# GIVEN REQUEST:
Copy the following items character for character, leaving out the pictures.

# LISTING:
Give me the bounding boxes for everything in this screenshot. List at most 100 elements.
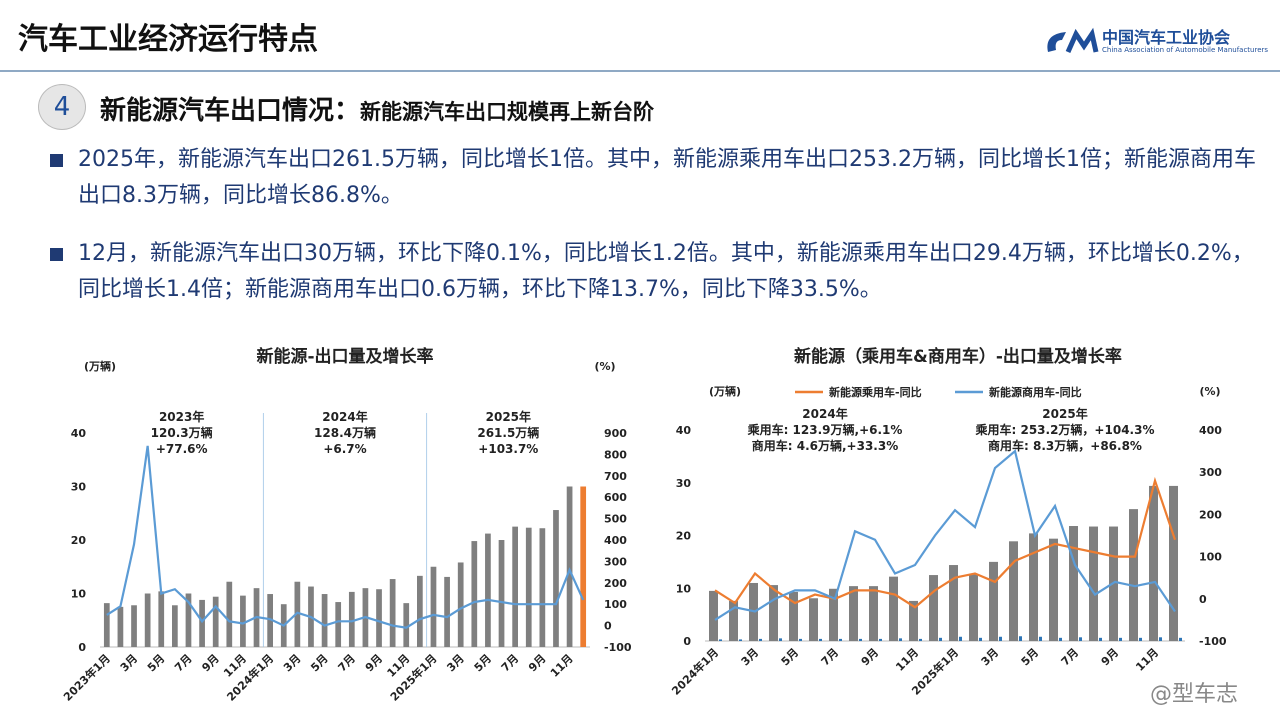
bar xyxy=(799,638,802,641)
x-tick-label: 7月 xyxy=(172,652,194,674)
y-tick-label: 40 xyxy=(71,427,87,440)
bar xyxy=(1029,533,1038,641)
annotation: 2024年 xyxy=(322,409,367,424)
legend-label: 新能源商用车-同比 xyxy=(989,385,1082,399)
y2-tick-label: 200 xyxy=(604,577,627,590)
x-tick-label: 11月 xyxy=(1133,646,1161,674)
bar xyxy=(1179,637,1182,641)
bar xyxy=(739,639,742,641)
x-tick-label: 5月 xyxy=(145,652,167,674)
bar xyxy=(859,638,862,641)
annotation: 128.4万辆 xyxy=(314,425,376,440)
x-tick-label: 7月 xyxy=(819,646,841,668)
logo-name: 中国汽车工业协会 xyxy=(1102,28,1231,47)
line xyxy=(106,445,585,629)
bar xyxy=(512,526,518,647)
x-tick-label: 3月 xyxy=(979,646,1001,668)
bar xyxy=(348,591,355,647)
x-tick-label: 5月 xyxy=(779,646,801,668)
bar xyxy=(212,596,219,647)
y-tick-label: 30 xyxy=(676,477,692,490)
header-rule xyxy=(0,70,1280,72)
y-tick-label: 10 xyxy=(676,582,692,595)
bar xyxy=(444,576,450,647)
logo: 中国汽车工业协会 China Association of Automobile… xyxy=(1040,22,1270,62)
bar xyxy=(498,540,505,647)
y2-tick-label: 200 xyxy=(1199,508,1222,521)
y2-unit: (%) xyxy=(594,360,615,373)
bar xyxy=(979,637,982,641)
y-unit: (万辆) xyxy=(709,384,741,398)
y2-tick-label: 100 xyxy=(604,598,627,611)
bar xyxy=(1129,509,1138,641)
bar xyxy=(539,528,546,647)
x-tick-label: 3月 xyxy=(281,652,303,674)
y2-tick-label: 500 xyxy=(604,513,627,526)
x-tick-label: 5月 xyxy=(308,652,330,674)
annotation: 乘用车: 123.9万辆,+6.1% xyxy=(747,422,903,437)
bar xyxy=(1149,485,1158,641)
annotation: 2023年 xyxy=(159,409,204,424)
bar xyxy=(969,574,978,641)
bar xyxy=(829,588,838,641)
y2-tick-label: 300 xyxy=(1199,466,1222,479)
bar xyxy=(1139,637,1142,641)
bar xyxy=(1119,637,1122,641)
bar xyxy=(789,591,798,641)
bar xyxy=(457,562,464,647)
bar xyxy=(819,638,822,641)
annotation: 商用车: 4.6万辆,+33.3% xyxy=(752,438,898,453)
y2-tick-label: 700 xyxy=(604,470,627,483)
bar xyxy=(1099,637,1102,641)
annotation: 商用车: 8.3万辆，+86.8% xyxy=(988,438,1142,453)
y-unit: (万辆) xyxy=(84,359,116,373)
bar xyxy=(430,566,437,647)
x-tick-label: 9月 xyxy=(363,652,385,674)
bar xyxy=(809,598,818,641)
x-tick-label: 5月 xyxy=(1019,646,1041,668)
bar xyxy=(949,565,958,641)
bar xyxy=(929,575,938,641)
x-tick-label: 11月 xyxy=(893,646,921,674)
bar xyxy=(1049,538,1058,641)
bar xyxy=(403,603,410,647)
y2-tick-label: -100 xyxy=(1199,635,1227,648)
section-number: 4 xyxy=(38,84,86,130)
x-tick-label: 2024年1月 xyxy=(669,645,722,698)
y-tick-label: 20 xyxy=(676,530,692,543)
x-tick-label: 7月 xyxy=(499,652,521,674)
y-tick-label: 0 xyxy=(78,641,86,654)
y2-tick-label: 300 xyxy=(604,555,627,568)
section-title-main: 新能源汽车出口情况： xyxy=(100,96,361,126)
bar xyxy=(103,603,110,647)
bar xyxy=(719,639,722,641)
bar xyxy=(919,638,922,641)
bar xyxy=(869,586,878,641)
x-tick-label: 11月 xyxy=(548,652,576,680)
bar xyxy=(376,589,382,647)
bar xyxy=(417,575,423,647)
bar xyxy=(1089,526,1098,641)
y2-tick-label: 800 xyxy=(604,448,627,461)
y2-tick-label: -100 xyxy=(604,641,632,654)
bar xyxy=(839,638,842,641)
line xyxy=(714,449,1176,621)
bar xyxy=(759,638,762,641)
annotation: 2025年 xyxy=(1042,406,1087,421)
annotation: 乘用车: 253.2万辆，+104.3% xyxy=(975,422,1155,437)
header-title: 汽车工业经济运行特点 xyxy=(18,22,318,57)
bar xyxy=(485,533,491,647)
bar xyxy=(959,636,962,641)
chart-title: 新能源（乘用车&商用车）-出口量及增长率 xyxy=(794,346,1122,367)
bar xyxy=(294,581,301,647)
bar xyxy=(1019,636,1022,641)
bar xyxy=(769,585,778,641)
logo-en: China Association of Automobile Manufact… xyxy=(1102,46,1269,54)
section: 4 新能源汽车出口情况：新能源汽车出口规模再上新台阶 xyxy=(38,84,798,130)
annotation: 2024年 xyxy=(802,406,847,421)
y-tick-label: 30 xyxy=(71,481,87,494)
bar xyxy=(889,576,898,641)
bar xyxy=(185,593,192,647)
y2-tick-label: 400 xyxy=(604,534,627,547)
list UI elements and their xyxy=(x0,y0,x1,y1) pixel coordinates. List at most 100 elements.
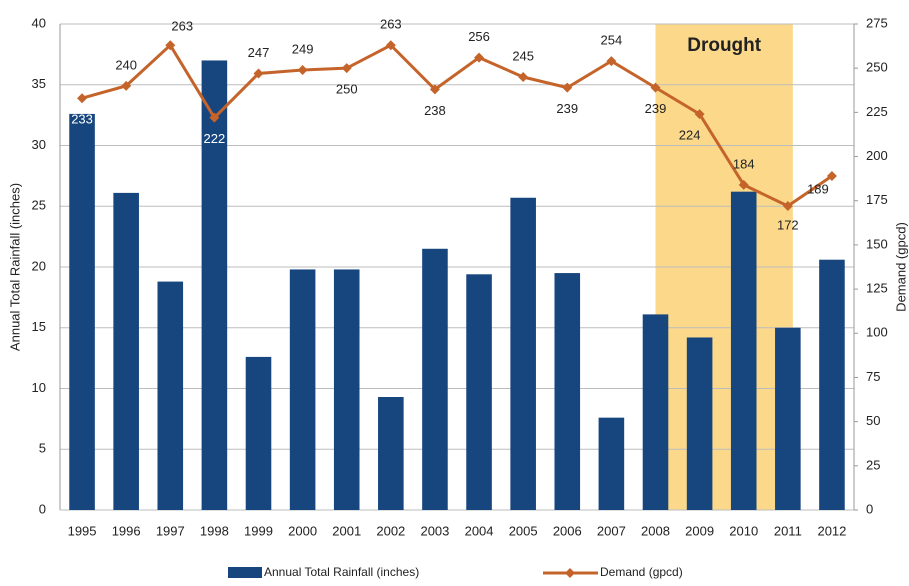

# ANSWER TO THE EXERCISE:
Give me the bounding boxes for everything in this screenshot. List at most 100 elements.
bar xyxy=(799,638,802,641)
x-tick-label: 7月 xyxy=(172,652,194,674)
y-tick-label: 40 xyxy=(71,427,87,440)
bar xyxy=(1029,533,1038,641)
annotation: 2024年 xyxy=(322,409,367,424)
legend-label: 新能源商用车-同比 xyxy=(989,385,1082,399)
y2-tick-label: 200 xyxy=(604,577,627,590)
x-tick-label: 11月 xyxy=(1133,646,1161,674)
bar xyxy=(1179,637,1182,641)
bar xyxy=(739,639,742,641)
x-tick-label: 5月 xyxy=(145,652,167,674)
bar xyxy=(859,638,862,641)
annotation: 128.4万辆 xyxy=(314,425,376,440)
x-tick-label: 7月 xyxy=(819,646,841,668)
logo-name: 中国汽车工业协会 xyxy=(1102,28,1231,47)
line xyxy=(106,445,585,629)
bar xyxy=(512,526,518,647)
x-tick-label: 3月 xyxy=(979,646,1001,668)
bar xyxy=(348,591,355,647)
x-tick-label: 5月 xyxy=(779,646,801,668)
bar xyxy=(212,596,219,647)
y-tick-label: 30 xyxy=(676,477,692,490)
header-rule xyxy=(0,70,1280,72)
y-tick-label: 10 xyxy=(676,582,692,595)
bar xyxy=(444,576,450,647)
logo: 中国汽车工业协会 China Association of Automobile… xyxy=(1040,22,1270,62)
bar xyxy=(498,540,505,647)
y2-tick-label: 200 xyxy=(1199,508,1222,521)
y2-unit: (%) xyxy=(594,360,615,373)
bar xyxy=(979,637,982,641)
y-unit: (万辆) xyxy=(709,384,741,398)
y2-tick-label: 100 xyxy=(604,598,627,611)
bar xyxy=(1129,509,1138,641)
bar xyxy=(539,528,546,647)
x-tick-label: 3月 xyxy=(281,652,303,674)
y2-tick-label: 500 xyxy=(604,513,627,526)
x-tick-label: 5月 xyxy=(308,652,330,674)
annotation: 乘用车: 123.9万辆,+6.1% xyxy=(747,422,903,437)
bar xyxy=(1149,485,1158,641)
annotation: 2023年 xyxy=(159,409,204,424)
bar xyxy=(969,574,978,641)
bar xyxy=(829,588,838,641)
y2-tick-label: 300 xyxy=(1199,466,1222,479)
bar xyxy=(1139,637,1142,641)
bar xyxy=(1119,637,1122,641)
bar xyxy=(789,591,798,641)
bar xyxy=(457,562,464,647)
bar xyxy=(819,638,822,641)
annotation: 商用车: 4.6万辆,+33.3% xyxy=(752,438,898,453)
y2-tick-label: 700 xyxy=(604,470,627,483)
bar xyxy=(1099,637,1102,641)
annotation: 商用车: 8.3万辆，+86.8% xyxy=(988,438,1142,453)
y-unit: (万辆) xyxy=(84,359,116,373)
bar xyxy=(430,566,437,647)
x-tick-label: 9月 xyxy=(363,652,385,674)
bar xyxy=(809,598,818,641)
x-tick-label: 5月 xyxy=(1019,646,1041,668)
bar xyxy=(949,565,958,641)
bar xyxy=(929,575,938,641)
x-tick-label: 11月 xyxy=(893,646,921,674)
bar xyxy=(1049,538,1058,641)
bar xyxy=(403,603,410,647)
y2-tick-label: -100 xyxy=(1199,635,1227,648)
section-number: 4 xyxy=(38,84,86,130)
x-tick-label: 2024年1月 xyxy=(669,645,722,698)
y-tick-label: 20 xyxy=(676,530,692,543)
x-tick-label: 7月 xyxy=(499,652,521,674)
y-tick-label: 0 xyxy=(78,641,86,654)
y2-tick-label: 300 xyxy=(604,555,627,568)
section-title-main: 新能源汽车出口情况： xyxy=(100,96,361,126)
bar xyxy=(103,603,110,647)
bar xyxy=(719,639,722,641)
bar xyxy=(919,638,922,641)
bar xyxy=(869,586,878,641)
x-tick-label: 11月 xyxy=(548,652,576,680)
bar xyxy=(376,589,382,647)
bar xyxy=(417,575,423,647)
bar xyxy=(1089,526,1098,641)
y2-tick-label: 800 xyxy=(604,448,627,461)
y2-tick-label: -100 xyxy=(604,641,632,654)
bar xyxy=(839,638,842,641)
line xyxy=(714,449,1176,621)
bar xyxy=(759,638,762,641)
annotation: 2025年 xyxy=(1042,406,1087,421)
annotation: 乘用车: 253.2万辆，+104.3% xyxy=(975,422,1155,437)
header-title: 汽车工业经济运行特点 xyxy=(18,22,318,57)
bar xyxy=(485,533,491,647)
bar xyxy=(959,636,962,641)
chart-title: 新能源（乘用车&商用车）-出口量及增长率 xyxy=(794,346,1122,367)
bar xyxy=(294,581,301,647)
bar xyxy=(1019,636,1022,641)
bar xyxy=(769,585,778,641)
logo-en: China Association of Automobile Manufact… xyxy=(1102,46,1269,54)
section: 4 新能源汽车出口情况：新能源汽车出口规模再上新台阶 xyxy=(38,84,798,130)
annotation: 2024年 xyxy=(802,406,847,421)
y-tick-label: 30 xyxy=(71,481,87,494)
bar xyxy=(889,576,898,641)
bar xyxy=(185,593,192,647)
y2-tick-label: 400 xyxy=(604,534,627,547)
list UI elements and their xyxy=(x0,y0,x1,y1) pixel coordinates. List at most 100 elements.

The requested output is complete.